Tech Center Current


The basics of HTML

March 24th, 2007 by David Hammond

HTML (HyperText Markup Language) is the fundamental computer language used to make webpages. It organizes and defines all of the elements of the document structure — such as headings, paragraphs, lists, tables, and links — to give computer-readable context to everything on the page.

Here is what a simple HTML document looks like:

<!DOCTYPE html PUBLIC "-//W3C//DTD HTML 4.01//EN"
    "http://www.w3.org/TR/html4/strict.dtd">
<html lang="en">
  <head>
    <title>My First Webpage</title>
  </head>
  <body>
    <p>This is a paragraph.</p>
  </body>
</html>

You’ll notice that a lot of things are surrounded by < and > characters. These are called “tags”. Tags are interpreted by the web browser as the start or end of an element. A “start tag” looks like <tagname> and an “end tag” looks like </tagname>. Everything in between is considered to be inside the element.

Not all elements have end tags. “img”, “input”, “link”, and “meta” are examples of elements that only consist of a start tag because they never have anything inside them. All of the elements I’ll discuss below will have end tags.

Start tags can also have things called “attributes”, like the “lang” attribute you see above in the “html” tag. Attributes tell special information about the element. In this case, it says that the HTML document is written in the English language.

At the top of the example HTML code, you’ll notice a weird sort of tag. Something that begins with a <! is called a “declaration”. Declarations don’t actually define elements, and they never have end tags. The “DOCTYPE” declaration tells the web browser what document language you’re using. In this case, we’re using the “strict” version of HTML 4.01, which is probably the one you should be using for best practices. Another common type of declaration is a comment declaration, which looks like <!-- This is a comment --> and is used to add notes that won’t be displayed on the page.

Let’s go back to the elements. After the DOCTYPE declaration, every HTML document must start with an “html” element. Inside that are always two sections: the head, and then the body. The body is where you’ll find all of the content you see on the page. The head is for additional information to describe the page, such as its title, references to “style sheets” that add the fancy colors and layout the page will use, and so on. But the only thing required in the head is the “title” element. The title text is what you’ll see at the very top of your browser window, the name of your site on a Google search result, etc.

*Data lines:*
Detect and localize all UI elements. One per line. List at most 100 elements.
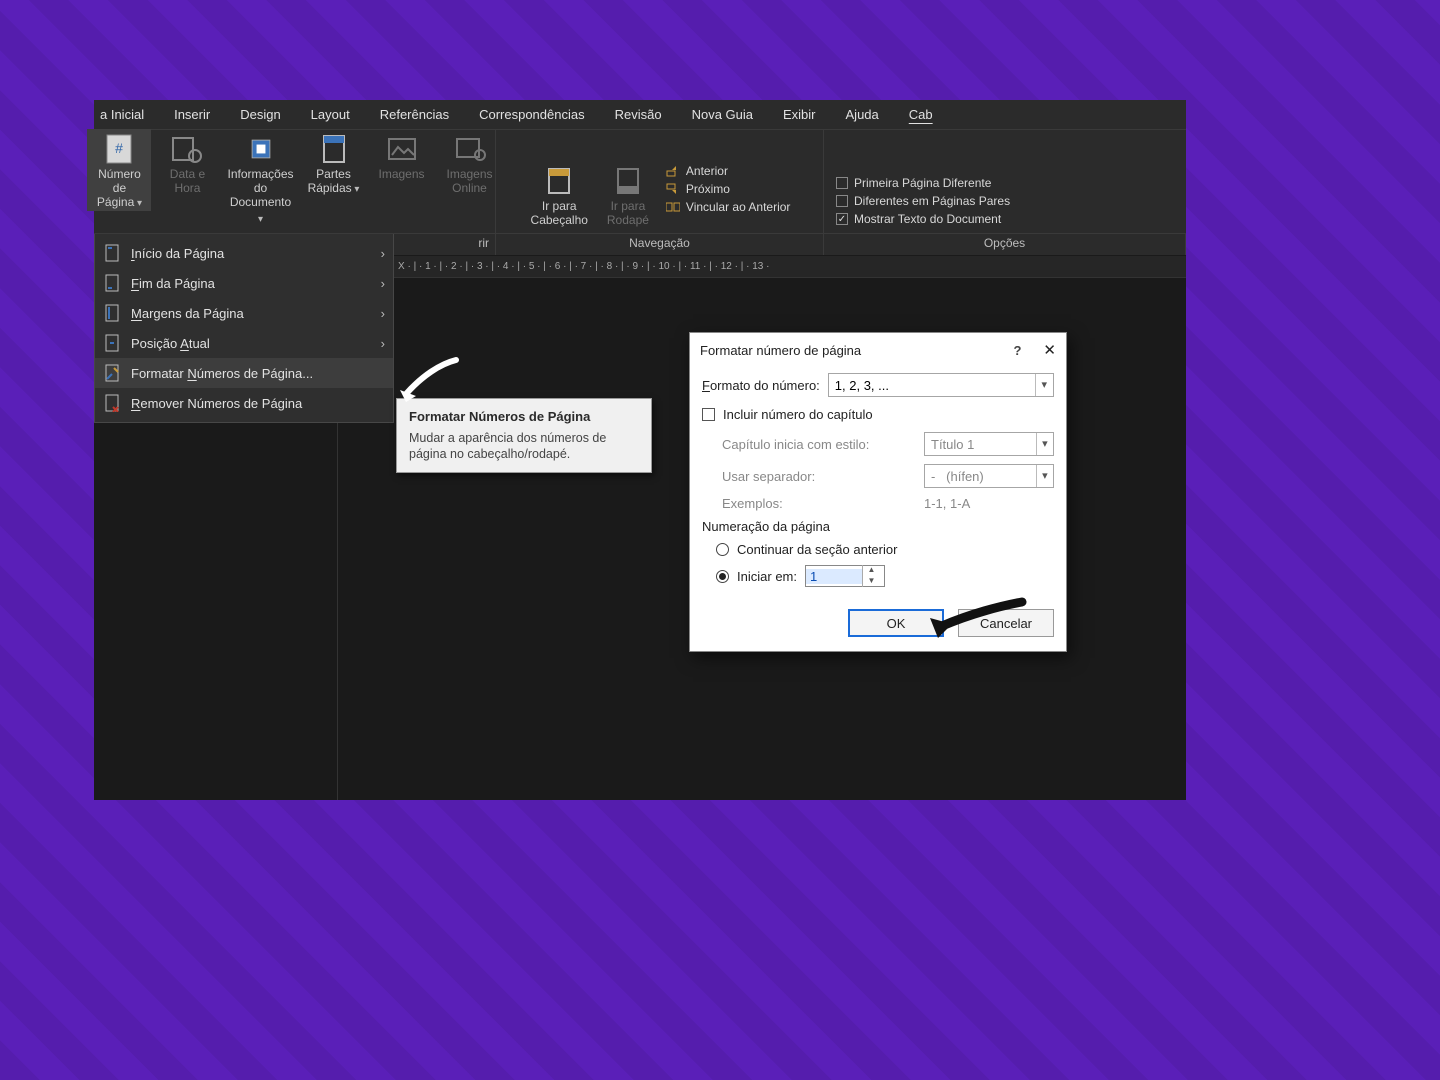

*Work instructions:*
a - Translate this sentence from the HTML basics article into Spanish: "Declarations don’t actually define elements, and they never have end tags."
b - Using the HTML basics article, answer each question briefly:
(i) Which four elements does it give as examples of elements made of only a start tag?
(ii) What does the "lang" attribute in the example's "html" tag say about the document?
(iii) What is the only thing required in the head?
c - Carry on the HTML basics article from its last sentence, in the same voice.

*Exercise results:*
a - Las declaraciones en realidad no definen elementos y nunca tienen etiquetas de cierre.

b -
(i) "img", "input", "link", and "meta".
(ii) That the HTML document is written in the English language.
(iii) The "title" element.

c -
In the body, you have a lot more types of elements available to you, but there are a few that you will be using frequently:

p:

This is a basic paragraph of text. Here is an example:

<p>The HTML language was invented by Tim Berners-Lee and
    was first published as an international standard in
    1993. The grammar of the HTML language was defined in a
    language called SGML, the Standard Generalized Markup
    Language.</p>

<p>XML is another common language whose grammar is defined
    in SGML. Unlike HTML, XML doesn't have its own
    standard set of elements and attributes. Instead,
    other languages are built on top of the XML
    grammar.</p>

The “p” element is used incorrectly on many websites. You should never simply put a <p> at the end of a paragraph, and you shouldn’t have extra <p> tags just for spacing purposes. Extra spacing can be done using style sheets, which you can learn about later. “p” tags should only be used to surround actual paragraphs.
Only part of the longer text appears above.